## TEXT PASSAGE:
.....

Some bullets on different asset classes follow.

US Stocks

It appears that the March 9 low is seriously established. Since then, the market has powered higher with broadened participation. The market has confirmed a determined upward bias. We can see evidence of this broadening by examining the S&P 500 Index and its component parts four different ways. Let’s look at four ETFs to support this view.

RSP is the stellar performer among them; it is the equal-weighted version of the S&P 500 stocks. From March 9 through May 18 it delivered a total return of 50%. Compare this with RWL, the revenue-weighted version of the same S&P 500 index; it delivered a total return of 43.5% for the same period. SPY is the ETF that tracks the cap-weighted S&P 500 index; it was up 35%. OEF is the cap-weighted largest 100 stocks within the S&P 500 index; it was up 32.7%. Conclusion: market leadership has been broadening, which is why the specially designed ETFs are outperforming the standard cap-weighted ETF. Disclosure: RSP is Cumberland’s largest ETF position and a current core holding in US ETF portfolios.

Contrast the above with the performance of these same four ETFs during the period of January 1, 2009 through March 9. Then the market was in steep decline. Selling was uniform and impacted all four ETFs nearly equally. RSP declined 28.4%, RWL was off 29.3%, SPY fell 26.7%, and OEF declined 26.8%. Conclusion: during the sell-off nearly all stocks fell; after the bottom was formed on March 9 the market leadership changed, which is why the highly correlated performance during the decline morphed into the diverse and less-correlated outcome of the recovery.

International Stocks

Emerging markets have been the stellar performers in the rally since March. Brazil and China have been leaders among them. Many believe that China’s stimulus response to the global financial crisis has been and remains more effective than that in the US. Cumberland has been overweight China and overweight the emerging markets in international ETF accounts. Bill Witherell will be writing about the details. Cumberland continues to overweight this sector.

.....

## PROVIDED DATA:
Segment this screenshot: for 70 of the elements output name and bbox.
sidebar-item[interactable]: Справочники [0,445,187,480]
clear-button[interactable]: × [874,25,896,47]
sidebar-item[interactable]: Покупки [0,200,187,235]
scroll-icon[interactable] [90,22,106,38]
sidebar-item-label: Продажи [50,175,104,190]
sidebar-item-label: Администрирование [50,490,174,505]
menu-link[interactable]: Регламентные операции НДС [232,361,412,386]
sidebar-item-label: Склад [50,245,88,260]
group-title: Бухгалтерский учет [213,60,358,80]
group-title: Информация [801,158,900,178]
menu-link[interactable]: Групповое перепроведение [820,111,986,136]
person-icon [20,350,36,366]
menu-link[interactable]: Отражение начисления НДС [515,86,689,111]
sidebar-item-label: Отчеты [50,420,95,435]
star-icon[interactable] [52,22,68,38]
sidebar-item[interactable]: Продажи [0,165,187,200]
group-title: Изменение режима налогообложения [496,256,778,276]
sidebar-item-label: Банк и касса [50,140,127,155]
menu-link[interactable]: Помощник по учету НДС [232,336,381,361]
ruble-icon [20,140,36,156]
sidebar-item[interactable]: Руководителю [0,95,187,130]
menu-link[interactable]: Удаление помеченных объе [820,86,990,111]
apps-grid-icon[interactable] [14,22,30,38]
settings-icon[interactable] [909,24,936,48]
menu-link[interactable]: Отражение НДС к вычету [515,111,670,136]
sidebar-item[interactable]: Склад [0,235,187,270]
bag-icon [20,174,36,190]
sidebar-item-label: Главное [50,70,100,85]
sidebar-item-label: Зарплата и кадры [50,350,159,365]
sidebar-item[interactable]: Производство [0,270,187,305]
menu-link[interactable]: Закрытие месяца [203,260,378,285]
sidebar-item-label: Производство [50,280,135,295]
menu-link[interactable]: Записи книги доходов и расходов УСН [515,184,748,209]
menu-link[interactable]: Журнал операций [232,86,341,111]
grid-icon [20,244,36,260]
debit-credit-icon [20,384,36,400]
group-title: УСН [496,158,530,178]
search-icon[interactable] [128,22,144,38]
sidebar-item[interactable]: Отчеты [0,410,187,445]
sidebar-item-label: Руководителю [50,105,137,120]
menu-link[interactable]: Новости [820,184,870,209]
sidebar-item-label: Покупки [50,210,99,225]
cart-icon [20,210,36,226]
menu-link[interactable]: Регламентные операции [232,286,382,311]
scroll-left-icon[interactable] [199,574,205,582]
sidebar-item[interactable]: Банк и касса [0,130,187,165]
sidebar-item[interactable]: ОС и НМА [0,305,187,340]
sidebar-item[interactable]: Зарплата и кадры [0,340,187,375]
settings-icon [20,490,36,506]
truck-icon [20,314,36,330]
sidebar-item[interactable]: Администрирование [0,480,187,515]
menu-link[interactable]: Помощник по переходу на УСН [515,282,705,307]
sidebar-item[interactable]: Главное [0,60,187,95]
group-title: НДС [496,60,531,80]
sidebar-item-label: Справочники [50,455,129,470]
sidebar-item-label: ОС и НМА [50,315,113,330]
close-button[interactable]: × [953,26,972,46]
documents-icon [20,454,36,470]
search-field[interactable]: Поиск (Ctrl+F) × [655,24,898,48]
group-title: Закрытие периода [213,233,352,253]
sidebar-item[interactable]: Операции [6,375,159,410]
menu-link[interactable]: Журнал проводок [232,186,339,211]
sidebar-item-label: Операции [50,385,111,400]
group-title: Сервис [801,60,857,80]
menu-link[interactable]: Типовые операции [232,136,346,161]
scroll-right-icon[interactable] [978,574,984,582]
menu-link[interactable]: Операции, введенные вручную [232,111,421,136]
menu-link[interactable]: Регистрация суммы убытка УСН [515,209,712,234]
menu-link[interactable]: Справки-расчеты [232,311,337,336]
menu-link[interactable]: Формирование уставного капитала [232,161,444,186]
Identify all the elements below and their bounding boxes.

.....

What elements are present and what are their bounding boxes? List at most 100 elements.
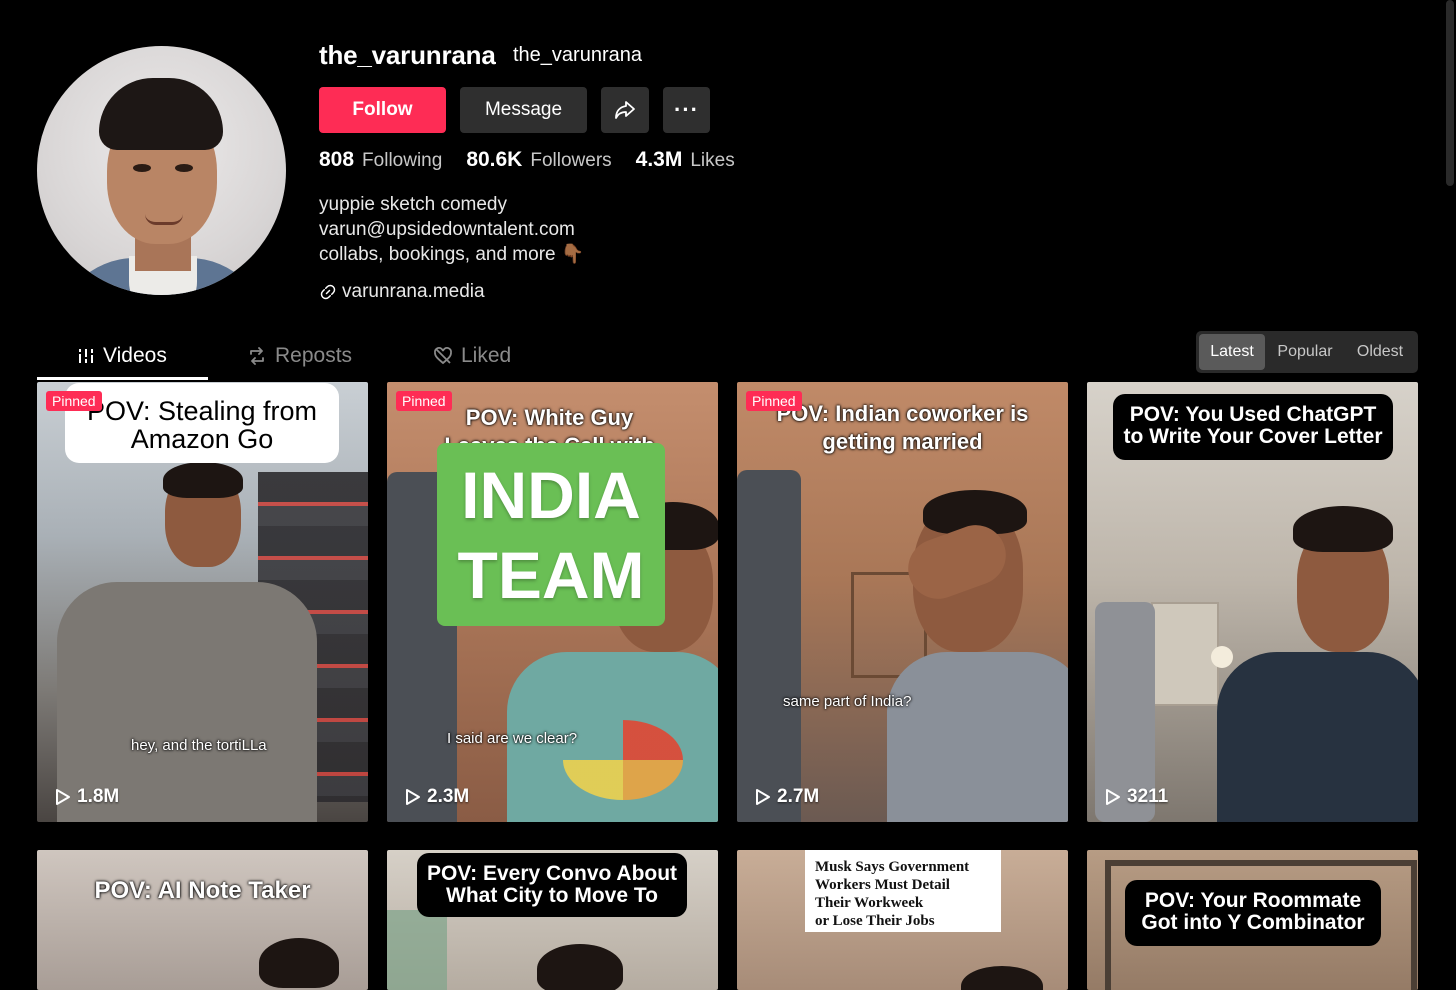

.....

## SHORT PROBLEM:
Please answer these questions using the market commentary on asset classes:
(a) What total return did RSP deliver from March 9 through May 18?
(b) How much did SPY fall from January 1, 2009 through March 9?
(c) Which two countries are named as leaders among the emerging markets?

## WRITTEN SOLUTION:
(a) 50%
(b) 26.7%
(c) Brazil and China